Dataset rows about figures

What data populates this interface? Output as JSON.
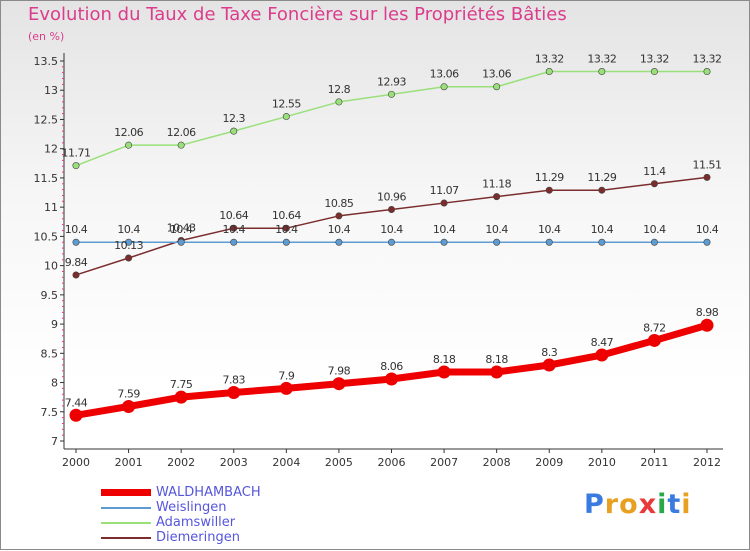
{
  "page": {
    "title": "Evolution du Taux de Taxe Foncière sur les Propriétés Bâties",
    "subtitle": "(en %)"
  },
  "logo": {
    "letters": [
      "P",
      "r",
      "o",
      "x",
      "i",
      "t",
      "i"
    ],
    "colors": [
      "#3a7be0",
      "#e8a020",
      "#e8a020",
      "#e83a3a",
      "#2aa84a",
      "#3a7be0",
      "#e8a020"
    ]
  },
  "colors": {
    "title": "#dc3c8c",
    "axis": "#333333",
    "grid_tick": "#dc3c8c"
  },
  "chart_data": {
    "type": "line",
    "title": "Evolution du Taux de Taxe Foncière sur les Propriétés Bâties",
    "subtitle": "(en %)",
    "xlabel": "",
    "ylabel": "",
    "x": [
      "2000",
      "2001",
      "2002",
      "2003",
      "2004",
      "2005",
      "2006",
      "2007",
      "2008",
      "2009",
      "2010",
      "2011",
      "2012"
    ],
    "ylim": [
      7,
      13.5
    ],
    "yticks": [
      "7",
      "7.5",
      "8",
      "8.5",
      "9",
      "9.5",
      "10",
      "10.5",
      "11",
      "11.5",
      "12",
      "12.5",
      "13",
      "13.5"
    ],
    "grid": false,
    "legend_position": "bottom-left",
    "series": [
      {
        "name": "WALDHAMBACH",
        "color": "#ee0000",
        "values": [
          7.44,
          7.59,
          7.75,
          7.83,
          7.9,
          7.98,
          8.06,
          8.18,
          8.18,
          8.3,
          8.47,
          8.72,
          8.98
        ],
        "labels": [
          "7.44",
          "7.59",
          "7.75",
          "7.83",
          "7.9",
          "7.98",
          "8.06",
          "8.18",
          "8.18",
          "8.3",
          "8.47",
          "8.72",
          "8.98"
        ]
      },
      {
        "name": "Weislingen",
        "color": "#5d9bd0",
        "values": [
          10.4,
          10.4,
          10.4,
          10.4,
          10.4,
          10.4,
          10.4,
          10.4,
          10.4,
          10.4,
          10.4,
          10.4,
          10.4
        ],
        "labels": [
          "10.4",
          "10.4",
          "10.4",
          "10.4",
          "10.4",
          "10.4",
          "10.4",
          "10.4",
          "10.4",
          "10.4",
          "10.4",
          "10.4",
          "10.4"
        ]
      },
      {
        "name": "Adamswiller",
        "color": "#99e07a",
        "values": [
          11.71,
          12.06,
          12.06,
          12.3,
          12.55,
          12.8,
          12.93,
          13.06,
          13.06,
          13.32,
          13.32,
          13.32,
          13.32
        ],
        "labels": [
          "11.71",
          "12.06",
          "12.06",
          "12.3",
          "12.55",
          "12.8",
          "12.93",
          "13.06",
          "13.06",
          "13.32",
          "13.32",
          "13.32",
          "13.32"
        ]
      },
      {
        "name": "Diemeringen",
        "color": "#7b2d2d",
        "values": [
          9.84,
          10.13,
          10.43,
          10.64,
          10.64,
          10.85,
          10.96,
          11.07,
          11.18,
          11.29,
          11.29,
          11.4,
          11.51
        ],
        "labels": [
          "9.84",
          "10.13",
          "10.43",
          "10.64",
          "10.64",
          "10.85",
          "10.96",
          "11.07",
          "11.18",
          "11.29",
          "11.29",
          "11.4",
          "11.51"
        ]
      }
    ]
  }
}
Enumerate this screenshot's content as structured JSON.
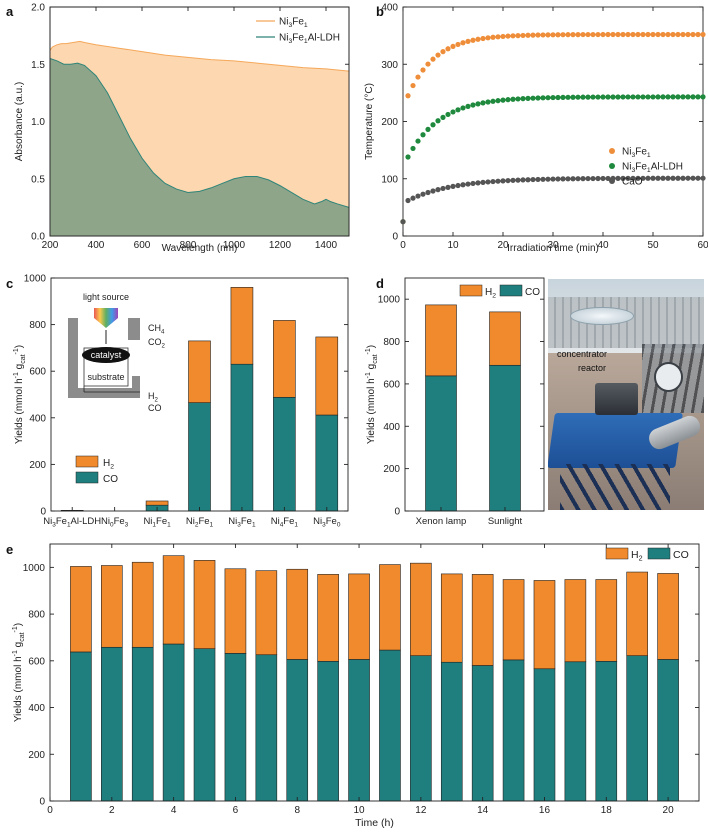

Aim of the exercise:
With the pictures left out, transcribe the material exactly.

Output below:
What data populates this interface? Output as JSON.
{
  "page": {
    "title": "Evolution du Taux de Taxe Foncière sur les Propriétés Bâties",
    "subtitle": "(en %)"
  },
  "logo": {
    "letters": [
      "P",
      "r",
      "o",
      "x",
      "i",
      "t",
      "i"
    ],
    "colors": [
      "#3a7be0",
      "#e8a020",
      "#e8a020",
      "#e83a3a",
      "#2aa84a",
      "#3a7be0",
      "#e8a020"
    ]
  },
  "colors": {
    "title": "#dc3c8c",
    "axis": "#333333",
    "grid_tick": "#dc3c8c"
  },
  "chart_data": {
    "type": "line",
    "title": "Evolution du Taux de Taxe Foncière sur les Propriétés Bâties",
    "subtitle": "(en %)",
    "xlabel": "",
    "ylabel": "",
    "x": [
      "2000",
      "2001",
      "2002",
      "2003",
      "2004",
      "2005",
      "2006",
      "2007",
      "2008",
      "2009",
      "2010",
      "2011",
      "2012"
    ],
    "ylim": [
      7,
      13.5
    ],
    "yticks": [
      "7",
      "7.5",
      "8",
      "8.5",
      "9",
      "9.5",
      "10",
      "10.5",
      "11",
      "11.5",
      "12",
      "12.5",
      "13",
      "13.5"
    ],
    "grid": false,
    "legend_position": "bottom-left",
    "series": [
      {
        "name": "WALDHAMBACH",
        "color": "#ee0000",
        "values": [
          7.44,
          7.59,
          7.75,
          7.83,
          7.9,
          7.98,
          8.06,
          8.18,
          8.18,
          8.3,
          8.47,
          8.72,
          8.98
        ],
        "labels": [
          "7.44",
          "7.59",
          "7.75",
          "7.83",
          "7.9",
          "7.98",
          "8.06",
          "8.18",
          "8.18",
          "8.3",
          "8.47",
          "8.72",
          "8.98"
        ]
      },
      {
        "name": "Weislingen",
        "color": "#5d9bd0",
        "values": [
          10.4,
          10.4,
          10.4,
          10.4,
          10.4,
          10.4,
          10.4,
          10.4,
          10.4,
          10.4,
          10.4,
          10.4,
          10.4
        ],
        "labels": [
          "10.4",
          "10.4",
          "10.4",
          "10.4",
          "10.4",
          "10.4",
          "10.4",
          "10.4",
          "10.4",
          "10.4",
          "10.4",
          "10.4",
          "10.4"
        ]
      },
      {
        "name": "Adamswiller",
        "color": "#99e07a",
        "values": [
          11.71,
          12.06,
          12.06,
          12.3,
          12.55,
          12.8,
          12.93,
          13.06,
          13.06,
          13.32,
          13.32,
          13.32,
          13.32
        ],
        "labels": [
          "11.71",
          "12.06",
          "12.06",
          "12.3",
          "12.55",
          "12.8",
          "12.93",
          "13.06",
          "13.06",
          "13.32",
          "13.32",
          "13.32",
          "13.32"
        ]
      },
      {
        "name": "Diemeringen",
        "color": "#7b2d2d",
        "values": [
          9.84,
          10.13,
          10.43,
          10.64,
          10.64,
          10.85,
          10.96,
          11.07,
          11.18,
          11.29,
          11.29,
          11.4,
          11.51
        ],
        "labels": [
          "9.84",
          "10.13",
          "10.43",
          "10.64",
          "10.64",
          "10.85",
          "10.96",
          "11.07",
          "11.18",
          "11.29",
          "11.29",
          "11.4",
          "11.51"
        ]
      }
    ]
  }
}
Enumerate this screenshot's content as structured JSON.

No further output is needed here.